Problem details ▸ Restate the records that follow word for word; no pictures should appear.

Input for this task ▸

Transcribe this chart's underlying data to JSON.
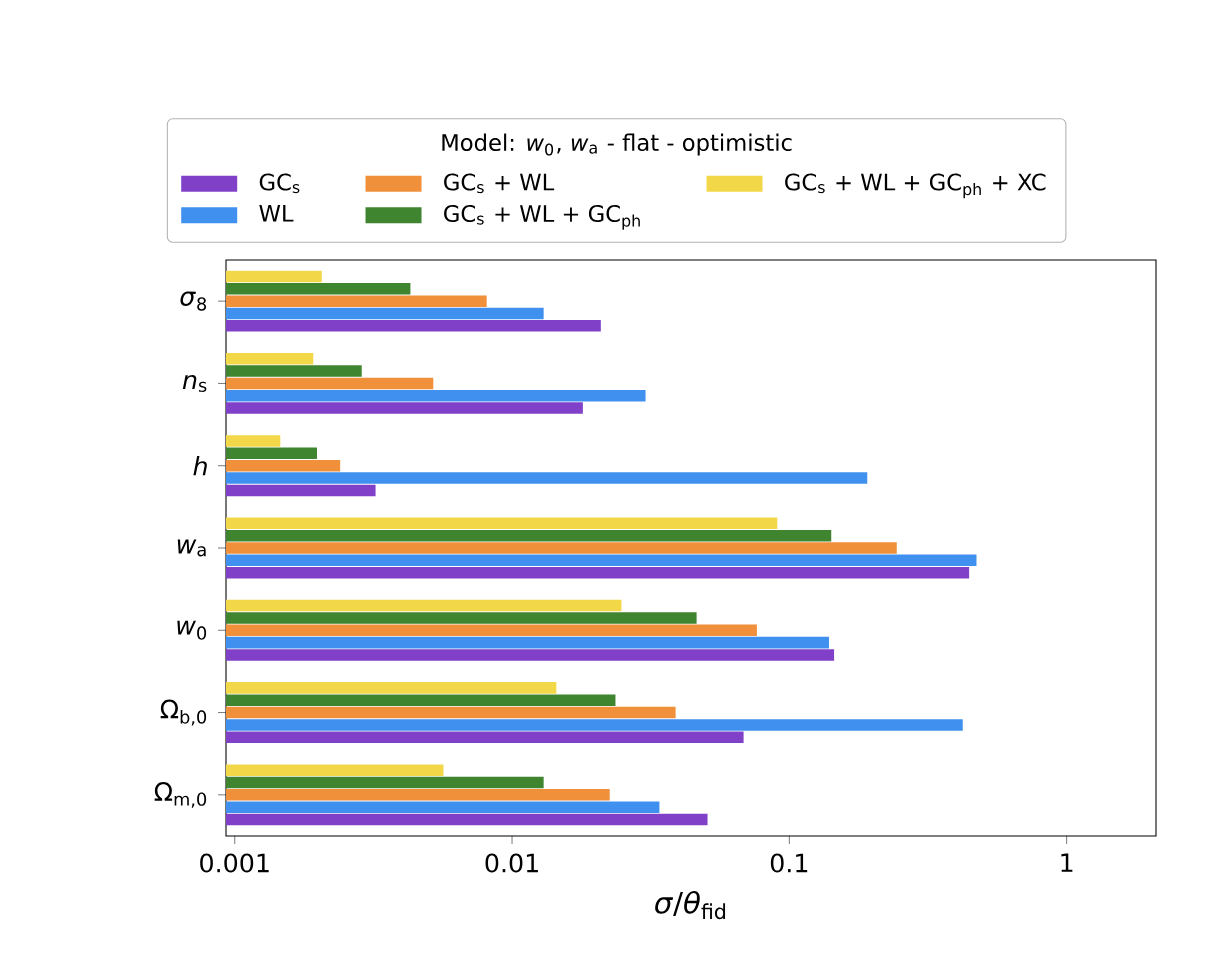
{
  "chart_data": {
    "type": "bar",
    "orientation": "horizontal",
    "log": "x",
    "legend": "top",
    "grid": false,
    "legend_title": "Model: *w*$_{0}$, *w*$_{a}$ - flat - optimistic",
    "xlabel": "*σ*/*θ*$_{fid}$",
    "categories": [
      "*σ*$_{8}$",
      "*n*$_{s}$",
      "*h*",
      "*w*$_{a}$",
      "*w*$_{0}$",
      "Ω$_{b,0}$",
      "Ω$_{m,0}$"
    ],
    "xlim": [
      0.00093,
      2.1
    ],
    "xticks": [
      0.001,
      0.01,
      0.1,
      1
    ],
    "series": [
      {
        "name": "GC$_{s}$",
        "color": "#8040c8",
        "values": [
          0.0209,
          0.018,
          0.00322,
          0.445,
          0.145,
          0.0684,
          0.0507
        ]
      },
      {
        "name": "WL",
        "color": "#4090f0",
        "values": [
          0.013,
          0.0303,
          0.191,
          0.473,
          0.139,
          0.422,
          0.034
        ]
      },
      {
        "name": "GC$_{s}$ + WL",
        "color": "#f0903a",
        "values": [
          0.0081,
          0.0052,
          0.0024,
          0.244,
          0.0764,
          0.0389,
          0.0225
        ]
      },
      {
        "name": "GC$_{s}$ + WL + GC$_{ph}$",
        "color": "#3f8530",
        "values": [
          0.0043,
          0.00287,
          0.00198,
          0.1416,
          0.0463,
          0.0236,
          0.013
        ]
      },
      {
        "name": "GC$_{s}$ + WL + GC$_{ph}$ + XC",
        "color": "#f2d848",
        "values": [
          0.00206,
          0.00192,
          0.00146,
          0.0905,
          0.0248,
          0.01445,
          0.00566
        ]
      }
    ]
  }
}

Exercise answer ▸
Transcribe this chart's underlying data to JSON.
{
  "chart_data": {
    "type": "bar",
    "orientation": "horizontal",
    "log": "x",
    "legend": "top",
    "grid": false,
    "legend_title": "Model: *w*$_{0}$, *w*$_{a}$ - flat - optimistic",
    "xlabel": "*σ*/*θ*$_{fid}$",
    "categories": [
      "*σ*$_{8}$",
      "*n*$_{s}$",
      "*h*",
      "*w*$_{a}$",
      "*w*$_{0}$",
      "Ω$_{b,0}$",
      "Ω$_{m,0}$"
    ],
    "xlim": [
      0.00093,
      2.1
    ],
    "xticks": [
      0.001,
      0.01,
      0.1,
      1
    ],
    "series": [
      {
        "name": "GC$_{s}$",
        "color": "#8040c8",
        "values": [
          0.0209,
          0.018,
          0.00322,
          0.445,
          0.145,
          0.0684,
          0.0507
        ]
      },
      {
        "name": "WL",
        "color": "#4090f0",
        "values": [
          0.013,
          0.0303,
          0.191,
          0.473,
          0.139,
          0.422,
          0.034
        ]
      },
      {
        "name": "GC$_{s}$ + WL",
        "color": "#f0903a",
        "values": [
          0.0081,
          0.0052,
          0.0024,
          0.244,
          0.0764,
          0.0389,
          0.0225
        ]
      },
      {
        "name": "GC$_{s}$ + WL + GC$_{ph}$",
        "color": "#3f8530",
        "values": [
          0.0043,
          0.00287,
          0.00198,
          0.1416,
          0.0463,
          0.0236,
          0.013
        ]
      },
      {
        "name": "GC$_{s}$ + WL + GC$_{ph}$ + XC",
        "color": "#f2d848",
        "values": [
          0.00206,
          0.00192,
          0.00146,
          0.0905,
          0.0248,
          0.01445,
          0.00566
        ]
      }
    ]
  }
}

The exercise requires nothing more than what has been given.